- _THE EXERCISE_:
Identify all lines below that hold "Oppeln" and collect them.

- _LISTED ENTRIES_:
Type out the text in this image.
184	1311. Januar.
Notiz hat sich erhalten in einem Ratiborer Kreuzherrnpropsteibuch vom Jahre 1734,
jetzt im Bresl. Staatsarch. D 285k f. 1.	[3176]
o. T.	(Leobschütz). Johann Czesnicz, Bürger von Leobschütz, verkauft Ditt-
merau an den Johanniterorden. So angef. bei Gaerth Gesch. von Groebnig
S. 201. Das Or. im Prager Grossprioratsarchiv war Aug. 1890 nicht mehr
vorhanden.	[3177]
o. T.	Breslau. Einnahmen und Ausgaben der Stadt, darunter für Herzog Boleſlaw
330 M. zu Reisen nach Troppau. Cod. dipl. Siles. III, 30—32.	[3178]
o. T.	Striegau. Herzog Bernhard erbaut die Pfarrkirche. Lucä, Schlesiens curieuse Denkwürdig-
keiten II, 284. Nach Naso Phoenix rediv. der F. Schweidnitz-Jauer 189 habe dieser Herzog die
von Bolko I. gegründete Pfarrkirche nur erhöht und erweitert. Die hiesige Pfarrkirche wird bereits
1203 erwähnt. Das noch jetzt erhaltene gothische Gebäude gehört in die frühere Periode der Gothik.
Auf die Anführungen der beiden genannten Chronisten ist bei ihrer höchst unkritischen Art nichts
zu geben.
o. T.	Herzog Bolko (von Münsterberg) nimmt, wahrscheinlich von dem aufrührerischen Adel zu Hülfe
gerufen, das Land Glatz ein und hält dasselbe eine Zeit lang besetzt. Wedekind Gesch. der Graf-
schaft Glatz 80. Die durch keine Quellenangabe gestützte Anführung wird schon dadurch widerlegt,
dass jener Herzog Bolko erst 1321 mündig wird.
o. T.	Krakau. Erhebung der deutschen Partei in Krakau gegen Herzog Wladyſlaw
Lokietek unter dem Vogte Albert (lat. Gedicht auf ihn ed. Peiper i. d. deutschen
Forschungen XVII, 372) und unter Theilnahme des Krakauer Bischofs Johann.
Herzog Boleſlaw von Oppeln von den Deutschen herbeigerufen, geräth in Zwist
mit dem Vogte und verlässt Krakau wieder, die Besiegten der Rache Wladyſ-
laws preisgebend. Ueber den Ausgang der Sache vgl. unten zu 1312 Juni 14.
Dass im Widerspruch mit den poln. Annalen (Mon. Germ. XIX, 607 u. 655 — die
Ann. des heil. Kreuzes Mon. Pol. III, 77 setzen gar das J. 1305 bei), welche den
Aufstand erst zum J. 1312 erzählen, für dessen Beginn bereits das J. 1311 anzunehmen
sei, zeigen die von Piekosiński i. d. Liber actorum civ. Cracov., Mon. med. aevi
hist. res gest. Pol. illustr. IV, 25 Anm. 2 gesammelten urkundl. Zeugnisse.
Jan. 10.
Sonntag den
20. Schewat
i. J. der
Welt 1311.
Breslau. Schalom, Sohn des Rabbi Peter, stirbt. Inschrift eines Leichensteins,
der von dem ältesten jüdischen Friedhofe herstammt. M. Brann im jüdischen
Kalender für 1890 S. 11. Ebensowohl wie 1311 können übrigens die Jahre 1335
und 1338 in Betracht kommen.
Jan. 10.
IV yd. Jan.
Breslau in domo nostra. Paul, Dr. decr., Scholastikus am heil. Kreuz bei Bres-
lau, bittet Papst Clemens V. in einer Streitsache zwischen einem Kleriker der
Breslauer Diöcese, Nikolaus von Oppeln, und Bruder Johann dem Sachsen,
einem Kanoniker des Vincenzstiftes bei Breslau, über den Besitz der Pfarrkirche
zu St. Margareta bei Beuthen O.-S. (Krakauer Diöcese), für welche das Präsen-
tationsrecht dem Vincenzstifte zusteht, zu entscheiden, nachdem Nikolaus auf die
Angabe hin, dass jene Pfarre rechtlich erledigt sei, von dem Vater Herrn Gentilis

- _SOLUTION FOR THIS TASK_:
Herzog Boleſlaw von Oppeln von den Deutschen herbeigerufen, geräth in Zwist
Breslauer Diöcese, Nikolaus von Oppeln, und Bruder Johann dem Sachsen,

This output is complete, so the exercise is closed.